== EXERCISE MATERIAL ==

-*-

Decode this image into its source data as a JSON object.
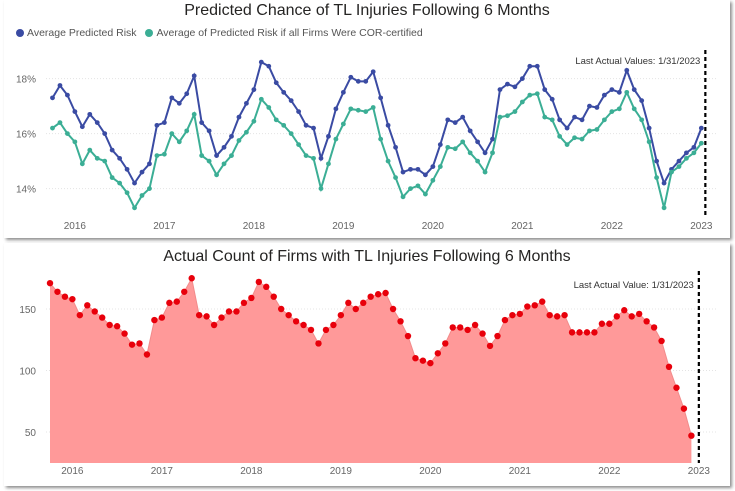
{
  "chart_data": [
    {
      "type": "line",
      "title": "Predicted Chance of TL Injuries Following 6 Months",
      "xlabel": "",
      "ylabel": "",
      "x_ticks": [
        "2016",
        "2017",
        "2018",
        "2019",
        "2020",
        "2021",
        "2022",
        "2023"
      ],
      "y_ticks": [
        "14%",
        "16%",
        "18%"
      ],
      "ylim": [
        13,
        19
      ],
      "x_start": "2015-10",
      "annotation": "Last Actual Values: 1/31/2023",
      "annotation_x": "2023-01",
      "legend_position": "top-left",
      "series": [
        {
          "name": "Average Predicted Risk",
          "color": "#3A4BA3",
          "values": [
            17.3,
            17.75,
            17.4,
            16.8,
            16.25,
            16.7,
            16.4,
            16.0,
            15.4,
            15.1,
            14.7,
            14.2,
            14.6,
            14.9,
            16.3,
            16.4,
            17.3,
            17.1,
            17.45,
            18.1,
            16.4,
            16.1,
            15.2,
            15.5,
            15.9,
            16.6,
            17.1,
            17.6,
            18.6,
            18.45,
            17.85,
            17.5,
            17.2,
            16.8,
            16.3,
            16.2,
            15.1,
            15.9,
            16.9,
            17.5,
            18.05,
            17.9,
            17.9,
            18.25,
            17.3,
            16.3,
            15.5,
            14.6,
            14.7,
            14.7,
            14.5,
            14.8,
            15.6,
            16.5,
            16.4,
            16.6,
            16.1,
            15.7,
            15.3,
            15.8,
            17.6,
            17.8,
            17.7,
            18.0,
            18.45,
            18.45,
            17.6,
            17.25,
            16.5,
            16.2,
            16.6,
            16.5,
            17.0,
            16.95,
            17.4,
            17.6,
            17.5,
            18.3,
            17.6,
            17.2,
            16.2,
            15.0,
            14.2,
            14.7,
            15.0,
            15.3,
            15.5,
            16.2
          ]
        },
        {
          "name": "Average of Predicted Risk if all Firms Were COR-certified",
          "color": "#3BAE95",
          "values": [
            16.2,
            16.4,
            16.0,
            15.7,
            14.9,
            15.4,
            15.1,
            15.0,
            14.4,
            14.2,
            13.85,
            13.3,
            13.75,
            14.0,
            15.2,
            15.25,
            16.0,
            15.7,
            16.1,
            16.7,
            15.2,
            15.0,
            14.5,
            14.9,
            15.2,
            15.75,
            16.05,
            16.45,
            17.25,
            16.95,
            16.5,
            16.3,
            16.0,
            15.6,
            15.2,
            15.1,
            14.0,
            14.9,
            15.8,
            16.35,
            16.9,
            16.85,
            16.8,
            16.95,
            15.8,
            15.0,
            14.4,
            13.7,
            14.0,
            14.1,
            13.8,
            14.3,
            14.8,
            15.5,
            15.45,
            15.7,
            15.3,
            15.0,
            14.6,
            15.3,
            16.6,
            16.65,
            16.8,
            17.15,
            17.4,
            17.45,
            16.6,
            16.5,
            15.9,
            15.6,
            15.85,
            15.8,
            16.1,
            16.15,
            16.5,
            16.8,
            16.9,
            17.5,
            16.9,
            16.5,
            15.7,
            14.4,
            13.3,
            14.6,
            14.8,
            15.1,
            15.3,
            15.65
          ]
        }
      ]
    },
    {
      "type": "area",
      "title": "Actual Count of Firms with TL Injuries Following 6 Months",
      "xlabel": "",
      "ylabel": "",
      "x_ticks": [
        "2016",
        "2017",
        "2018",
        "2019",
        "2020",
        "2021",
        "2022",
        "2023"
      ],
      "y_ticks": [
        "50",
        "100",
        "150"
      ],
      "ylim": [
        25,
        182
      ],
      "x_start": "2015-10",
      "annotation": "Last Actual Value: 1/31/2023",
      "annotation_x": "2023-01",
      "series": [
        {
          "name": "Actual Count of Firms with TL Injuries Following 6 Months",
          "color": "#E8000B",
          "fill": "#FF9999",
          "values": [
            171,
            164,
            160,
            158,
            145,
            153,
            148,
            143,
            137,
            136,
            130,
            121,
            122,
            113,
            141,
            143,
            155,
            156,
            164,
            175,
            145,
            144,
            137,
            143,
            148,
            148,
            155,
            159,
            172,
            168,
            160,
            150,
            145,
            140,
            137,
            133,
            122,
            133,
            137,
            145,
            155,
            150,
            155,
            160,
            162,
            163,
            150,
            140,
            128,
            110,
            108,
            106,
            114,
            122,
            135,
            135,
            133,
            137,
            130,
            120,
            128,
            141,
            145,
            146,
            152,
            153,
            156,
            145,
            144,
            145,
            131,
            131,
            131,
            131,
            138,
            138,
            144,
            149,
            144,
            146,
            140,
            135,
            124,
            103,
            86,
            69,
            47
          ]
        }
      ]
    }
  ]
}
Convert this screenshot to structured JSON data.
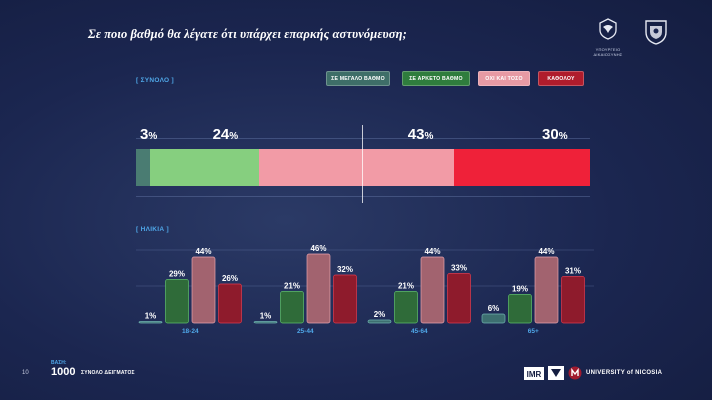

-*-

== TASK BRIEF ==
Pictures are to be left out; repeat all the remaining data exactly.

== RESULT FOR THIS TASK ==
Decode this image into its source data as a JSON object.
{
  "chart_data": [
    {
      "type": "line",
      "title": "Predicted Chance of TL Injuries Following 6 Months",
      "xlabel": "",
      "ylabel": "",
      "x_ticks": [
        "2016",
        "2017",
        "2018",
        "2019",
        "2020",
        "2021",
        "2022",
        "2023"
      ],
      "y_ticks": [
        "14%",
        "16%",
        "18%"
      ],
      "ylim": [
        13,
        19
      ],
      "x_start": "2015-10",
      "annotation": "Last Actual Values: 1/31/2023",
      "annotation_x": "2023-01",
      "legend_position": "top-left",
      "series": [
        {
          "name": "Average Predicted Risk",
          "color": "#3A4BA3",
          "values": [
            17.3,
            17.75,
            17.4,
            16.8,
            16.25,
            16.7,
            16.4,
            16.0,
            15.4,
            15.1,
            14.7,
            14.2,
            14.6,
            14.9,
            16.3,
            16.4,
            17.3,
            17.1,
            17.45,
            18.1,
            16.4,
            16.1,
            15.2,
            15.5,
            15.9,
            16.6,
            17.1,
            17.6,
            18.6,
            18.45,
            17.85,
            17.5,
            17.2,
            16.8,
            16.3,
            16.2,
            15.1,
            15.9,
            16.9,
            17.5,
            18.05,
            17.9,
            17.9,
            18.25,
            17.3,
            16.3,
            15.5,
            14.6,
            14.7,
            14.7,
            14.5,
            14.8,
            15.6,
            16.5,
            16.4,
            16.6,
            16.1,
            15.7,
            15.3,
            15.8,
            17.6,
            17.8,
            17.7,
            18.0,
            18.45,
            18.45,
            17.6,
            17.25,
            16.5,
            16.2,
            16.6,
            16.5,
            17.0,
            16.95,
            17.4,
            17.6,
            17.5,
            18.3,
            17.6,
            17.2,
            16.2,
            15.0,
            14.2,
            14.7,
            15.0,
            15.3,
            15.5,
            16.2
          ]
        },
        {
          "name": "Average of Predicted Risk if all Firms Were COR-certified",
          "color": "#3BAE95",
          "values": [
            16.2,
            16.4,
            16.0,
            15.7,
            14.9,
            15.4,
            15.1,
            15.0,
            14.4,
            14.2,
            13.85,
            13.3,
            13.75,
            14.0,
            15.2,
            15.25,
            16.0,
            15.7,
            16.1,
            16.7,
            15.2,
            15.0,
            14.5,
            14.9,
            15.2,
            15.75,
            16.05,
            16.45,
            17.25,
            16.95,
            16.5,
            16.3,
            16.0,
            15.6,
            15.2,
            15.1,
            14.0,
            14.9,
            15.8,
            16.35,
            16.9,
            16.85,
            16.8,
            16.95,
            15.8,
            15.0,
            14.4,
            13.7,
            14.0,
            14.1,
            13.8,
            14.3,
            14.8,
            15.5,
            15.45,
            15.7,
            15.3,
            15.0,
            14.6,
            15.3,
            16.6,
            16.65,
            16.8,
            17.15,
            17.4,
            17.45,
            16.6,
            16.5,
            15.9,
            15.6,
            15.85,
            15.8,
            16.1,
            16.15,
            16.5,
            16.8,
            16.9,
            17.5,
            16.9,
            16.5,
            15.7,
            14.4,
            13.3,
            14.6,
            14.8,
            15.1,
            15.3,
            15.65
          ]
        }
      ]
    },
    {
      "type": "area",
      "title": "Actual Count of Firms with TL Injuries Following 6 Months",
      "xlabel": "",
      "ylabel": "",
      "x_ticks": [
        "2016",
        "2017",
        "2018",
        "2019",
        "2020",
        "2021",
        "2022",
        "2023"
      ],
      "y_ticks": [
        "50",
        "100",
        "150"
      ],
      "ylim": [
        25,
        182
      ],
      "x_start": "2015-10",
      "annotation": "Last Actual Value: 1/31/2023",
      "annotation_x": "2023-01",
      "series": [
        {
          "name": "Actual Count of Firms with TL Injuries Following 6 Months",
          "color": "#E8000B",
          "fill": "#FF9999",
          "values": [
            171,
            164,
            160,
            158,
            145,
            153,
            148,
            143,
            137,
            136,
            130,
            121,
            122,
            113,
            141,
            143,
            155,
            156,
            164,
            175,
            145,
            144,
            137,
            143,
            148,
            148,
            155,
            159,
            172,
            168,
            160,
            150,
            145,
            140,
            137,
            133,
            122,
            133,
            137,
            145,
            155,
            150,
            155,
            160,
            162,
            163,
            150,
            140,
            128,
            110,
            108,
            106,
            114,
            122,
            135,
            135,
            133,
            137,
            130,
            120,
            128,
            141,
            145,
            146,
            152,
            153,
            156,
            145,
            144,
            145,
            131,
            131,
            131,
            131,
            138,
            138,
            144,
            149,
            144,
            146,
            140,
            135,
            124,
            103,
            86,
            69,
            47
          ]
        }
      ]
    }
  ]
}
Convert this screenshot to structured JSON data.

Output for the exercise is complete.